(PROBLEM DETAILS) Repeat the whole listing exactly as written.

Dataset items:
┄┄┄┄┄┄┄┄┄┄
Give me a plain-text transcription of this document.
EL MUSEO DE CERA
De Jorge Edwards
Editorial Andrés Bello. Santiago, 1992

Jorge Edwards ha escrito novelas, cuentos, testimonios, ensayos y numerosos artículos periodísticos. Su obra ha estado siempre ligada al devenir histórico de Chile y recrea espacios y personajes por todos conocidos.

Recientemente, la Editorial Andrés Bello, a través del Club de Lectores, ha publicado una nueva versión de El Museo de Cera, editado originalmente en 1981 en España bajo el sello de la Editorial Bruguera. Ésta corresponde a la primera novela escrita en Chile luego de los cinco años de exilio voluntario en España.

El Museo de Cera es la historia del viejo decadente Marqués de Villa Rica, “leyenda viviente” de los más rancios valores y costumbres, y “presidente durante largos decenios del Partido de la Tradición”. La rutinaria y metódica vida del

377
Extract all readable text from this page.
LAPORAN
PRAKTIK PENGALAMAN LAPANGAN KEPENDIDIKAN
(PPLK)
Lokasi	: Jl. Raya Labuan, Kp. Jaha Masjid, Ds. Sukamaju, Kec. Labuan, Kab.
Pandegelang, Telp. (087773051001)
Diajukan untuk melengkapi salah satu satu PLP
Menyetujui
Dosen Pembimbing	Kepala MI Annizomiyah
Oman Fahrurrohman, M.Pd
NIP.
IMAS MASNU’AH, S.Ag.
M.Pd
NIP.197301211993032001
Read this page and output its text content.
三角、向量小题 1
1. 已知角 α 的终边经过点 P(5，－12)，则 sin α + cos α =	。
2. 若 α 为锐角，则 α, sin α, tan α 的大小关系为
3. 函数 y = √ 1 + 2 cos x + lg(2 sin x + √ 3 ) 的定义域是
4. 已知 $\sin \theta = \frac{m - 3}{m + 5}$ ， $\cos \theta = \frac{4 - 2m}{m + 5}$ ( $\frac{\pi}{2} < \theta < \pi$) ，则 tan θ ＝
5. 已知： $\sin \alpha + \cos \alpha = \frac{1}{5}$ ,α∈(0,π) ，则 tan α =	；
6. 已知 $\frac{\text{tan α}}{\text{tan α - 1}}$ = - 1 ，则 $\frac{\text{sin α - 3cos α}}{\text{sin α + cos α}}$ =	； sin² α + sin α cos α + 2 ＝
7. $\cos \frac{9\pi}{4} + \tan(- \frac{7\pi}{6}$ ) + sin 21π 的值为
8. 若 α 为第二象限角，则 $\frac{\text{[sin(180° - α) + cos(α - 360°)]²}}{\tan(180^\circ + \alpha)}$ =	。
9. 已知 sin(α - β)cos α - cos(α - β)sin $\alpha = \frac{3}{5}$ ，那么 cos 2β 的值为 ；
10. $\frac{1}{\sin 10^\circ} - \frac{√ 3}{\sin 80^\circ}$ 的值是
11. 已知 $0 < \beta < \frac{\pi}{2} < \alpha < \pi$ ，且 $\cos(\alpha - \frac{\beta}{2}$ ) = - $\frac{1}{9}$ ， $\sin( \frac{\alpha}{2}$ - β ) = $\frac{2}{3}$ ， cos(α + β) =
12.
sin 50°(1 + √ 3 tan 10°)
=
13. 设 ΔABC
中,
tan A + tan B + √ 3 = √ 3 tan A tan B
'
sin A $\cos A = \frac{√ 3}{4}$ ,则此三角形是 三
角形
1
┄┄┄┄┄┄┄┄┄┄
(TASK ANSWER)
Give me a plain-text transcription of this document.
EL MUSEO DE CERA
De Jorge Edwards
Editorial Andrés Bello. Santiago, 1992

Jorge Edwards ha escrito novelas, cuentos, testimonios, ensayos y numerosos artículos periodísticos. Su obra ha estado siempre ligada al devenir histórico de Chile y recrea espacios y personajes por todos conocidos.

Recientemente, la Editorial Andrés Bello, a través del Club de Lectores, ha publicado una nueva versión de El Museo de Cera, editado originalmente en 1981 en España bajo el sello de la Editorial Bruguera. Ésta corresponde a la primera novela escrita en Chile luego de los cinco años de exilio voluntario en España.

El Museo de Cera es la historia del viejo decadente Marqués de Villa Rica, “leyenda viviente” de los más rancios valores y costumbres, y “presidente durante largos decenios del Partido de la Tradición”. La rutinaria y metódica vida del

377
Extract all readable text from this page.
LAPORAN
PRAKTIK PENGALAMAN LAPANGAN KEPENDIDIKAN
(PPLK)
Lokasi	: Jl. Raya Labuan, Kp. Jaha Masjid, Ds. Sukamaju, Kec. Labuan, Kab.
Pandegelang, Telp. (087773051001)
Diajukan untuk melengkapi salah satu satu PLP
Menyetujui
Dosen Pembimbing	Kepala MI Annizomiyah
Oman Fahrurrohman, M.Pd
NIP.
IMAS MASNU’AH, S.Ag.
M.Pd
NIP.197301211993032001
Read this page and output its text content.
三角、向量小题 1
1. 已知角 α 的终边经过点 P(5，－12)，则 sin α + cos α =	。
2. 若 α 为锐角，则 α, sin α, tan α 的大小关系为
3. 函数 y = √ 1 + 2 cos x + lg(2 sin x + √ 3 ) 的定义域是
4. 已知 $\sin \theta = \frac{m - 3}{m + 5}$ ， $\cos \theta = \frac{4 - 2m}{m + 5}$ ( $\frac{\pi}{2} < \theta < \pi$) ，则 tan θ ＝
5. 已知： $\sin \alpha + \cos \alpha = \frac{1}{5}$ ,α∈(0,π) ，则 tan α =	；
6. 已知 $\frac{\text{tan α}}{\text{tan α - 1}}$ = - 1 ，则 $\frac{\text{sin α - 3cos α}}{\text{sin α + cos α}}$ =	； sin² α + sin α cos α + 2 ＝
7. $\cos \frac{9\pi}{4} + \tan(- \frac{7\pi}{6}$ ) + sin 21π 的值为
8. 若 α 为第二象限角，则 $\frac{\text{[sin(180° - α) + cos(α - 360°)]²}}{\tan(180^\circ + \alpha)}$ =	。
9. 已知 sin(α - β)cos α - cos(α - β)sin $\alpha = \frac{3}{5}$ ，那么 cos 2β 的值为 ；
10. $\frac{1}{\sin 10^\circ} - \frac{√ 3}{\sin 80^\circ}$ 的值是
11. 已知 $0 < \beta < \frac{\pi}{2} < \alpha < \pi$ ，且 $\cos(\alpha - \frac{\beta}{2}$ ) = - $\frac{1}{9}$ ， $\sin( \frac{\alpha}{2}$ - β ) = $\frac{2}{3}$ ， cos(α + β) =
12.
sin 50°(1 + √ 3 tan 10°)
=
13. 设 ΔABC
中,
tan A + tan B + √ 3 = √ 3 tan A tan B
'
sin A $\cos A = \frac{√ 3}{4}$ ,则此三角形是 三
角形
1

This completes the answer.